- _DATA ROWS_
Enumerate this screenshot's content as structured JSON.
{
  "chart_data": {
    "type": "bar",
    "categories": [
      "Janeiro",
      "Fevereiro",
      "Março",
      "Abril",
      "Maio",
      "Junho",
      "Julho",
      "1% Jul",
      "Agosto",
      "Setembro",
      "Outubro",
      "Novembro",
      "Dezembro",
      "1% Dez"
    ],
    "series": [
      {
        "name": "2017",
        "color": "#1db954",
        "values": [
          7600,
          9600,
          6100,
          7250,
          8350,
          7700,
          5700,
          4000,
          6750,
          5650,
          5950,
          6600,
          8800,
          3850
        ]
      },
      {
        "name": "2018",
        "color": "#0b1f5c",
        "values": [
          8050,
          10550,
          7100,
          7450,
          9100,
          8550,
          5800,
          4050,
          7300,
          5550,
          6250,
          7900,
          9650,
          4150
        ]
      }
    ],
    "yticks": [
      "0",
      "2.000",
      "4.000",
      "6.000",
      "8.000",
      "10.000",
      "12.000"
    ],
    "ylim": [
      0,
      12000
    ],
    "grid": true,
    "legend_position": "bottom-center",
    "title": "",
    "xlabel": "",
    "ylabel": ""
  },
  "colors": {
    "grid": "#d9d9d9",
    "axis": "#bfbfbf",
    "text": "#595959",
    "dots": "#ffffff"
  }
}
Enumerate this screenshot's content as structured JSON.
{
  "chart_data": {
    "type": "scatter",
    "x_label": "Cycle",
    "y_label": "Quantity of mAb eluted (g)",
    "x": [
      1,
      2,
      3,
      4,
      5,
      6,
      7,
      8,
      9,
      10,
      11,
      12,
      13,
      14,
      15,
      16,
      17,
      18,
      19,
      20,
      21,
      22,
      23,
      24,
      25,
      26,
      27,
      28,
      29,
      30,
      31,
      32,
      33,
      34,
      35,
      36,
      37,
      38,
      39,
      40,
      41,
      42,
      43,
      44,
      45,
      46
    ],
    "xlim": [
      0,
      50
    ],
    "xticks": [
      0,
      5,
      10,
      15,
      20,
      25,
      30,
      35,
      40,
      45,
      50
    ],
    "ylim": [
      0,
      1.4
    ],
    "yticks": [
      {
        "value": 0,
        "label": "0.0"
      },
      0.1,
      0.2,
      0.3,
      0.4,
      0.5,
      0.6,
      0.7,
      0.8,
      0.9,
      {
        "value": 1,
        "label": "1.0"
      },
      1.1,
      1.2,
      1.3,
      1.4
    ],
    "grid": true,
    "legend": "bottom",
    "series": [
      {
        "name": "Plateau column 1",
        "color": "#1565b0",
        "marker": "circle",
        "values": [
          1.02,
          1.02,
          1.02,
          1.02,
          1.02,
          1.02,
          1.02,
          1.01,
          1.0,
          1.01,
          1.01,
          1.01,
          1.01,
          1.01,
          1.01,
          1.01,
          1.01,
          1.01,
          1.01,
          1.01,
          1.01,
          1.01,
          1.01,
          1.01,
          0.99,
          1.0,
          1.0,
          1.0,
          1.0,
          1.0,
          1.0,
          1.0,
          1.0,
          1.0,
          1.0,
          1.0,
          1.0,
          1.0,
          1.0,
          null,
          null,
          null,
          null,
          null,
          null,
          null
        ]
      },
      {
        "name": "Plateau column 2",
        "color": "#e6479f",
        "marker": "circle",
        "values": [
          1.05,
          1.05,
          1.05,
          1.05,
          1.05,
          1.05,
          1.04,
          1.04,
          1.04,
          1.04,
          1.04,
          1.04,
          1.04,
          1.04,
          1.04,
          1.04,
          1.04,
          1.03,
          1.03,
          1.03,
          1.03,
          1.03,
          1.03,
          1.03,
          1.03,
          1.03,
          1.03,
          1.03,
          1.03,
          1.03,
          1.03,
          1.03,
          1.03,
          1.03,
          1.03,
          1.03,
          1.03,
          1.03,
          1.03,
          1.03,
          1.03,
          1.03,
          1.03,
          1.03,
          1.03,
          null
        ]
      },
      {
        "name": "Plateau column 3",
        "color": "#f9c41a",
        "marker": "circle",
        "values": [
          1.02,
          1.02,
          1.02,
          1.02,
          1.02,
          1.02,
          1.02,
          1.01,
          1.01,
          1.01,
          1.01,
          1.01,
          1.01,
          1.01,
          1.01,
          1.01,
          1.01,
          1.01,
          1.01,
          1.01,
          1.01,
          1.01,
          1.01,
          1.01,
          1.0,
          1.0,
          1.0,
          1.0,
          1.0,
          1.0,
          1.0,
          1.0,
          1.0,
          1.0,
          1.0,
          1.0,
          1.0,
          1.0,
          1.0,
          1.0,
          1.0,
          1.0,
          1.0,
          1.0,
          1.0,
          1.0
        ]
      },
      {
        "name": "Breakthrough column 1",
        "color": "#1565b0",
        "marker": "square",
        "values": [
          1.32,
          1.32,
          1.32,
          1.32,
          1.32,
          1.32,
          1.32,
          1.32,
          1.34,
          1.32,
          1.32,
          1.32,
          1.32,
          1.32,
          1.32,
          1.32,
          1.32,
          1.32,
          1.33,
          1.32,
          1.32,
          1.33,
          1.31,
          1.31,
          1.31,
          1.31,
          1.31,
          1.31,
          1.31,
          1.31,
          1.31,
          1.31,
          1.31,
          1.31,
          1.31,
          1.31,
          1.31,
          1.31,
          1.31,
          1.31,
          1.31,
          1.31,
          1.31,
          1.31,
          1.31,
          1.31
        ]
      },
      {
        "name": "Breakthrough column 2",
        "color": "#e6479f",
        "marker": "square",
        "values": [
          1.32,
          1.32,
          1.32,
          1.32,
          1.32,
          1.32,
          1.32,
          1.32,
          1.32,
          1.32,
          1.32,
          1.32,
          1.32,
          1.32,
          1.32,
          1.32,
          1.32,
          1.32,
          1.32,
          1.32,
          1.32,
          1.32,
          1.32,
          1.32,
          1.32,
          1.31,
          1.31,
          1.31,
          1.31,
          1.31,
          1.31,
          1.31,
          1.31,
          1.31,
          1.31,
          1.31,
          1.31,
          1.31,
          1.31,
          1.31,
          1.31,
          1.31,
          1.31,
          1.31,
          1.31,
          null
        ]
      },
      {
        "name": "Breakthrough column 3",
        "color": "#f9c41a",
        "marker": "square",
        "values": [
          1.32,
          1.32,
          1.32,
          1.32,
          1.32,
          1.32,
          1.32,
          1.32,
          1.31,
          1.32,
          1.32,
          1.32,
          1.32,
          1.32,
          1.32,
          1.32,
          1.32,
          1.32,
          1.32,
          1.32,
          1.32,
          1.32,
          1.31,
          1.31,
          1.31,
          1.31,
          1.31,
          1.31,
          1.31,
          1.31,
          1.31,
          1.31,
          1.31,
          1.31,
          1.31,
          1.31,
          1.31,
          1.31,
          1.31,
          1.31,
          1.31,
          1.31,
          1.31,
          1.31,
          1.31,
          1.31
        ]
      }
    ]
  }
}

- _STATED TASK_
Say, as a single number and nothing more, how many lines of the entries contain the word "Breakthrough".

- _FULL OUTPUT_
3